Below are the records; copy each line in them that holds the word "Read".

◆ SUPPLIED INFORMATION ◆

- - -

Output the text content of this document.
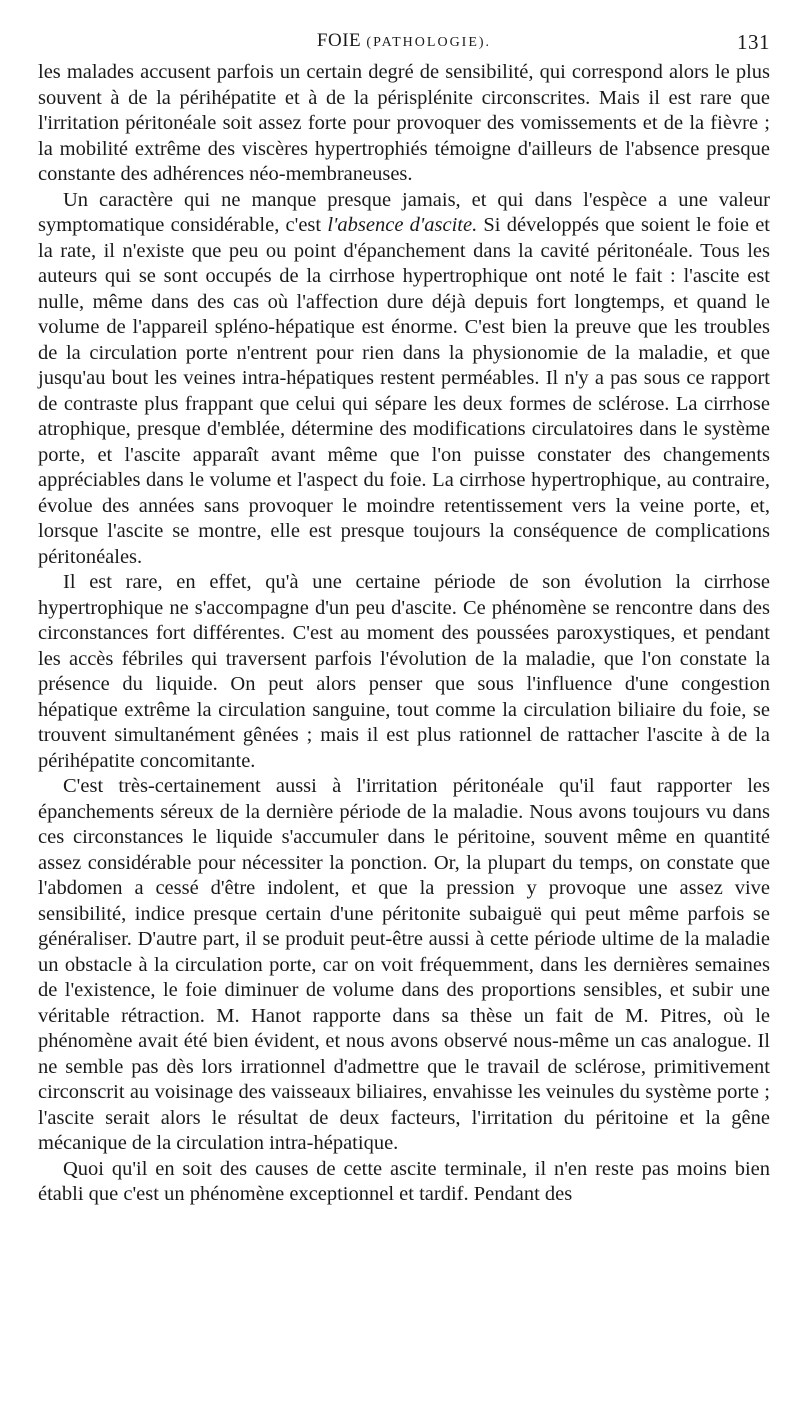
FOIE (PATHOLOGIE).	131

les malades accusent parfois un certain degré de sensibilité, qui correspond alors le plus souvent à de la périhépatite et à de la périsplénite circonscrites. Mais il est rare que l'irritation péritonéale soit assez forte pour provoquer des vomissements et de la fièvre ; la mobilité extrême des viscères hypertrophiés témoigne d'ailleurs de l'absence presque constante des adhérences néo-membraneuses.

Un caractère qui ne manque presque jamais, et qui dans l'espèce a une valeur symptomatique considérable, c'est l'absence d'ascite. Si développés que soient le foie et la rate, il n'existe que peu ou point d'épanchement dans la cavité péritonéale. Tous les auteurs qui se sont occupés de la cirrhose hypertrophique ont noté le fait : l'ascite est nulle, même dans des cas où l'affection dure déjà depuis fort longtemps, et quand le volume de l'appareil spléno-hépatique est énorme. C'est bien la preuve que les troubles de la circulation porte n'entrent pour rien dans la physionomie de la maladie, et que jusqu'au bout les veines intra-hépatiques restent perméables. Il n'y a pas sous ce rapport de contraste plus frappant que celui qui sépare les deux formes de sclérose. La cirrhose atrophique, presque d'emblée, détermine des modifications circulatoires dans le système porte, et l'ascite apparaît avant même que l'on puisse constater des changements appréciables dans le volume et l'aspect du foie. La cirrhose hypertrophique, au contraire, évolue des années sans provoquer le moindre retentissement vers la veine porte, et, lorsque l'ascite se montre, elle est presque toujours la conséquence de complications péritonéales.

Il est rare, en effet, qu'à une certaine période de son évolution la cirrhose hypertrophique ne s'accompagne d'un peu d'ascite. Ce phénomène se rencontre dans des circonstances fort différentes. C'est au moment des poussées paroxystiques, et pendant les accès fébriles qui traversent parfois l'évolution de la maladie, que l'on constate la présence du liquide. On peut alors penser que sous l'influence d'une congestion hépatique extrême la circulation sanguine, tout comme la circulation biliaire du foie, se trouvent simultanément gênées ; mais il est plus rationnel de rattacher l'ascite à de la périhépatite concomitante.

C'est très-certainement aussi à l'irritation péritonéale qu'il faut rapporter les épanchements séreux de la dernière période de la maladie. Nous avons toujours vu dans ces circonstances le liquide s'accumuler dans le péritoine, souvent même en quantité assez considérable pour nécessiter la ponction. Or, la plupart du temps, on constate que l'abdomen a cessé d'être indolent, et que la pression y provoque une assez vive sensibilité, indice presque certain d'une péritonite subaiguë qui peut même parfois se généraliser. D'autre part, il se produit peut-être aussi à cette période ultime de la maladie un obstacle à la circulation porte, car on voit fréquemment, dans les dernières semaines de l'existence, le foie diminuer de volume dans des proportions sensibles, et subir une véritable rétraction. M. Hanot rapporte dans sa thèse un fait de M. Pitres, où le phénomène avait été bien évident, et nous avons observé nous-même un cas analogue. Il ne semble pas dès lors irrationnel d'admettre que le travail de sclérose, primitivement circonscrit au voisinage des vaisseaux biliaires, envahisse les veinules du système porte ; l'ascite serait alors le résultat de deux facteurs, l'irritation du péritoine et la gêne mécanique de la circulation intra-hépatique.

Quoi qu'il en soit des causes de cette ascite terminale, il n'en reste pas moins bien établi que c'est un phénomène exceptionnel et tardif. Pendant des
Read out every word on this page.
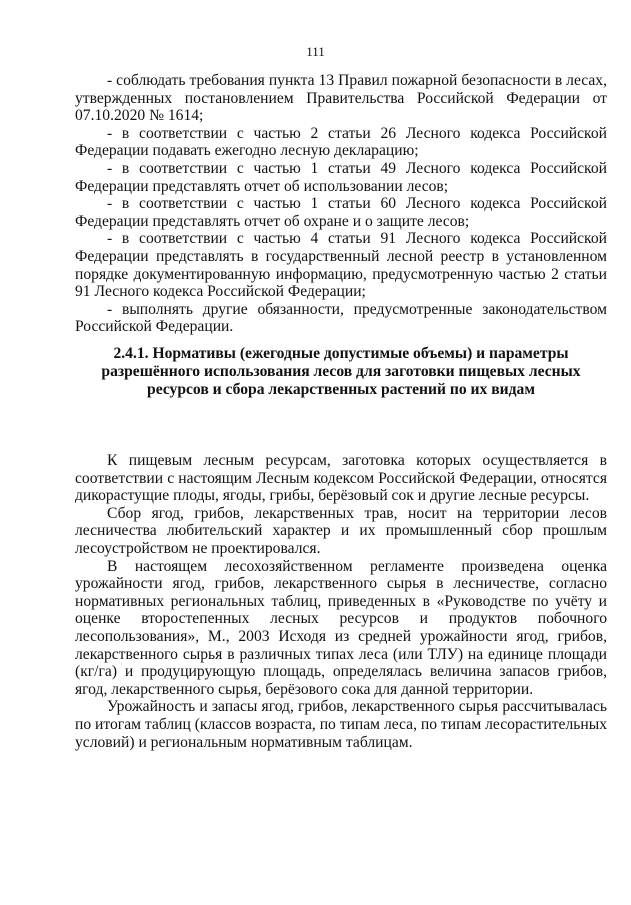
111

- соблюдать требования пункта 13 Правил пожарной безопасности в лесах, утвержденных постановлением Правительства Российской Федерации от 07.10.2020 № 1614;

- в соответствии с частью 2 статьи 26 Лесного кодекса Российской Федерации подавать ежегодно лесную декларацию;

- в соответствии с частью 1 статьи 49 Лесного кодекса Российской Федерации представлять отчет об использовании лесов;

- в соответствии с частью 1 статьи 60 Лесного кодекса Российской Федерации представлять отчет об охране и о защите лесов;

- в соответствии с частью 4 статьи 91 Лесного кодекса Российской Федерации представлять в государственный лесной реестр в установленном порядке документированную информацию, предусмотренную частью 2 статьи 91 Лесного кодекса Российской Федерации;

- выполнять другие обязанности, предусмотренные законодательством Российской Федерации.

2.4.1. Нормативы (ежегодные допустимые объемы) и параметры разрешённого использования лесов для заготовки пищевых лесных ресурсов и сбора лекарственных растений по их видам

К пищевым лесным ресурсам, заготовка которых осуществляется в соответствии с настоящим Лесным кодексом Российской Федерации, относятся дикорастущие плоды, ягоды, грибы, берёзовый сок и другие лесные ресурсы.

Сбор ягод, грибов, лекарственных трав, носит на территории лесов лесничества любительский характер и их промышленный сбор прошлым лесоустройством не проектировался.

В настоящем лесохозяйственном регламенте произведена оценка урожайности ягод, грибов, лекарственного сырья в лесничестве, согласно нормативных региональных таблиц, приведенных в «Руководстве по учёту и оценке второстепенных лесных ресурсов и продуктов побочного лесопользования», М., 2003 Исходя из средней урожайности ягод, грибов, лекарственного сырья в различных типах леса (или ТЛУ) на единице площади (кг/га) и продуцирующую площадь, определялась величина запасов грибов, ягод, лекарственного сырья, берёзового сока для данной территории.

Урожайность и запасы ягод, грибов, лекарственного сырья рассчитывалась по итогам таблиц (классов возраста, по типам леса, по типам лесорастительных условий) и региональным нормативным таблицам.
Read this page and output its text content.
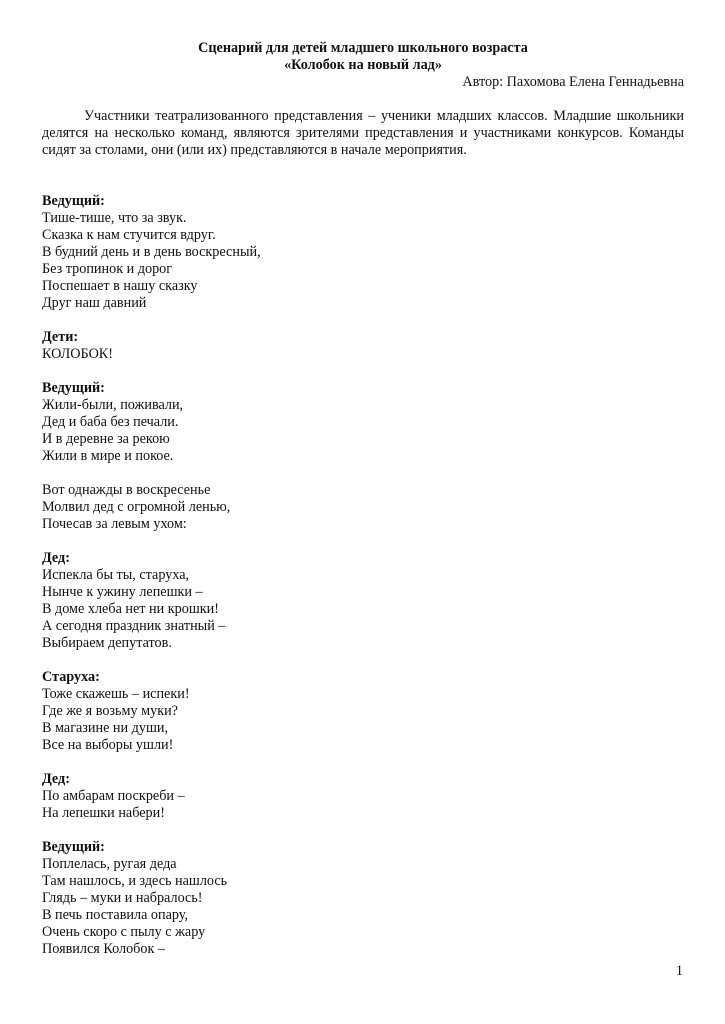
Сценарий для детей младшего школьного возраста

«Колобок на новый лад»

Автор: Пахомова Елена Геннадьевна

Участники театрализованного представления – ученики младших классов. Младшие школьники делятся на несколько команд, являются зрителями представления и участниками конкурсов. Команды сидят за столами, они (или их) представляются в начале мероприятия.

Ведущий:

Тише-тише, что за звук.

Сказка к нам стучится вдруг.

В будний день и в день воскресный,

Без тропинок и дорог

Поспешает в нашу сказку

Друг наш давний

Дети:

КОЛОБОК!

Ведущий:

Жили-были, поживали,

Дед и баба без печали.

И в деревне за рекою

Жили в мире и покое.

Вот однажды в воскресенье

Молвил дед с огромной ленью,

Почесав за левым ухом:

Дед:

Испекла бы ты, старуха,

Нынче к ужину лепешки –

В доме хлеба нет ни крошки!

А сегодня праздник знатный –

Выбираем депутатов.

Старуха:

Тоже скажешь – испеки!

Где же я возьму муки?

В магазине ни души,

Все на выборы ушли!

Дед:

По амбарам поскреби –

На лепешки набери!

Ведущий:

Поплелась, ругая деда

Там нашлось, и здесь нашлось

Глядь – муки и набралось!

В печь поставила опару,

Очень скоро с пылу с жару

Появился Колобок –

1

- - -

◆ ANSWER FOR THIS EXERCISE ◆
Read out every word on this page.
Read this page and output its text content.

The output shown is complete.